• CHALLENGE: Which lines contain the word "Bulgaria"? Return each of them as written.

• RECORDED INFORMATION:
**********
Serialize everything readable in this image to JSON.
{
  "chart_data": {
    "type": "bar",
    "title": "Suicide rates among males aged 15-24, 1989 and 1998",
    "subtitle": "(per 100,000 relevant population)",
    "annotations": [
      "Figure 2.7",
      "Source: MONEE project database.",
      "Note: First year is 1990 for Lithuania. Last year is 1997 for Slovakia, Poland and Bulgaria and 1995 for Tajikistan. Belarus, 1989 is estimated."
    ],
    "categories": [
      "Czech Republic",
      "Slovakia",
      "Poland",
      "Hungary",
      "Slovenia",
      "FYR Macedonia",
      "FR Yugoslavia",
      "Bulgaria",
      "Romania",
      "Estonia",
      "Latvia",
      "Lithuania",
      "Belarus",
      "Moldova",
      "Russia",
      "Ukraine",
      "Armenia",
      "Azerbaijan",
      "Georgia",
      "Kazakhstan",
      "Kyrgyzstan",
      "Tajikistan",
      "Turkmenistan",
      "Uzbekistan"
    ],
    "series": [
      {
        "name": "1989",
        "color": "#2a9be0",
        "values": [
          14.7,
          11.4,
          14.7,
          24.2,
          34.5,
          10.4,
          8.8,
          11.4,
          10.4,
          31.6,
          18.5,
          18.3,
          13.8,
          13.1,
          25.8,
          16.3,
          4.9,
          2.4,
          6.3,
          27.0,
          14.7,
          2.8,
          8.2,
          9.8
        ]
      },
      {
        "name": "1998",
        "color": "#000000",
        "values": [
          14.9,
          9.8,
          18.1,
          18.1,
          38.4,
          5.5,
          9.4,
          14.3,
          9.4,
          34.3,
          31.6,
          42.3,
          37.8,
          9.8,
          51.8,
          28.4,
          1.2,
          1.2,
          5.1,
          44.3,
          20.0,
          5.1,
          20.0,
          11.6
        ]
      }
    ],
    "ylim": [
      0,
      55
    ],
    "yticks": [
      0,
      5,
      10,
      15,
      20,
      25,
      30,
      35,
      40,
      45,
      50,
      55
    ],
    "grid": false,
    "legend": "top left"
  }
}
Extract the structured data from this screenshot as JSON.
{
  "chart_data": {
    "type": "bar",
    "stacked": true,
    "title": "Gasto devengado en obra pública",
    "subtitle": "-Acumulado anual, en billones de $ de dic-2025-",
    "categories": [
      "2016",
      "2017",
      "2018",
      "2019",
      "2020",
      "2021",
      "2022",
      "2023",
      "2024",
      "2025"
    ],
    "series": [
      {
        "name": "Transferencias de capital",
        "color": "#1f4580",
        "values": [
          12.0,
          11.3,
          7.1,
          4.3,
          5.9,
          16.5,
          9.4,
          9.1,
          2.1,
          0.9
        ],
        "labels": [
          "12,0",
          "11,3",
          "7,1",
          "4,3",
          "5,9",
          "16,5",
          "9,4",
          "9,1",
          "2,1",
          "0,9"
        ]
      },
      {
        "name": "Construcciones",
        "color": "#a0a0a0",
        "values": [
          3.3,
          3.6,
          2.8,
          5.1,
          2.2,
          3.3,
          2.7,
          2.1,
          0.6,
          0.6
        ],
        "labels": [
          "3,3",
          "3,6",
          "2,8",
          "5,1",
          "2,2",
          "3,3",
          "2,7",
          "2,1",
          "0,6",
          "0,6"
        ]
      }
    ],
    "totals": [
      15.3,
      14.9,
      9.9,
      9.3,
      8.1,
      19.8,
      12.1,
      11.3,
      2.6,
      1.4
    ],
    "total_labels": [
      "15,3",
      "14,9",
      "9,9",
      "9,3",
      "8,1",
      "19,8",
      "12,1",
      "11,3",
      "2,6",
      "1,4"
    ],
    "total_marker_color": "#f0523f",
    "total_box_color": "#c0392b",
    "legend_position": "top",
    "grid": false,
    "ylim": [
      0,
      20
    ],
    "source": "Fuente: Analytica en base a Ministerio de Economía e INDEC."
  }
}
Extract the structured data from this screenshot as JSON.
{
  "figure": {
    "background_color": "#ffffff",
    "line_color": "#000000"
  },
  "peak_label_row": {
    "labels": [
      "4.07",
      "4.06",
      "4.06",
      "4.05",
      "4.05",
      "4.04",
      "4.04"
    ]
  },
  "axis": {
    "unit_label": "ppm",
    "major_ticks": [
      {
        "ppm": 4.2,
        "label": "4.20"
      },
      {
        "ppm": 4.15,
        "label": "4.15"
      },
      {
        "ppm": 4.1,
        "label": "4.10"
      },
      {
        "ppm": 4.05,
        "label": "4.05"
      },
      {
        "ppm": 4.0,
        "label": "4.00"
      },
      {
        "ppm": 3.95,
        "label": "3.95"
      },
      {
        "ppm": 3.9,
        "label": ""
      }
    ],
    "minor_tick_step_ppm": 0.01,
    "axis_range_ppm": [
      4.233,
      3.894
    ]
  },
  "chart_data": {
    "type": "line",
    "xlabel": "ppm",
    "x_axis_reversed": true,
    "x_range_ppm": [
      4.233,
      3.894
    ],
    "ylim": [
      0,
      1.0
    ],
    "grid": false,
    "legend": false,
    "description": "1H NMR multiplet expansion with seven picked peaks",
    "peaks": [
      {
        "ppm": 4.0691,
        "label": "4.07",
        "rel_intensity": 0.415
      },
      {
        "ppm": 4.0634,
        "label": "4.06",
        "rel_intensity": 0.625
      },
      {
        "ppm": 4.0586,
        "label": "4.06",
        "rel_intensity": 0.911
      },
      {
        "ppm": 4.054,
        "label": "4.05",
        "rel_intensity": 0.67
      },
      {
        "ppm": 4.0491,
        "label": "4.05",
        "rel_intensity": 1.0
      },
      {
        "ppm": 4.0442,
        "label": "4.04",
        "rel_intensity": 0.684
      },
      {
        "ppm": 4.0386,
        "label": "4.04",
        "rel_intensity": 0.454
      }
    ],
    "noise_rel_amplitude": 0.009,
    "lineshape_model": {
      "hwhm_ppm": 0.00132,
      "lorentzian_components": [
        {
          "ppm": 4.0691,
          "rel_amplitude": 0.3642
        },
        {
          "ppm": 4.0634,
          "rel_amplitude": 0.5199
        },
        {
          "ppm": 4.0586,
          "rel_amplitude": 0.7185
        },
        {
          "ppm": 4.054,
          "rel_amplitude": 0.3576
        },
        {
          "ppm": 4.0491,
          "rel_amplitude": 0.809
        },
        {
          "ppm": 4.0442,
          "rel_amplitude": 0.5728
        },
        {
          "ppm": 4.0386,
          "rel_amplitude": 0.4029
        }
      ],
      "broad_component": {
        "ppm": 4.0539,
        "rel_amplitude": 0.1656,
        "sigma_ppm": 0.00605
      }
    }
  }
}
**********
• SOLUTION FOR THIS EXERCISE:
      "Note: First year is 1990 for Lithuania. Last year is 1997 for Slovakia, Poland and Bulgaria and 1995 for Tajikistan. Belarus, 1989 is estimated."
      "Bulgaria",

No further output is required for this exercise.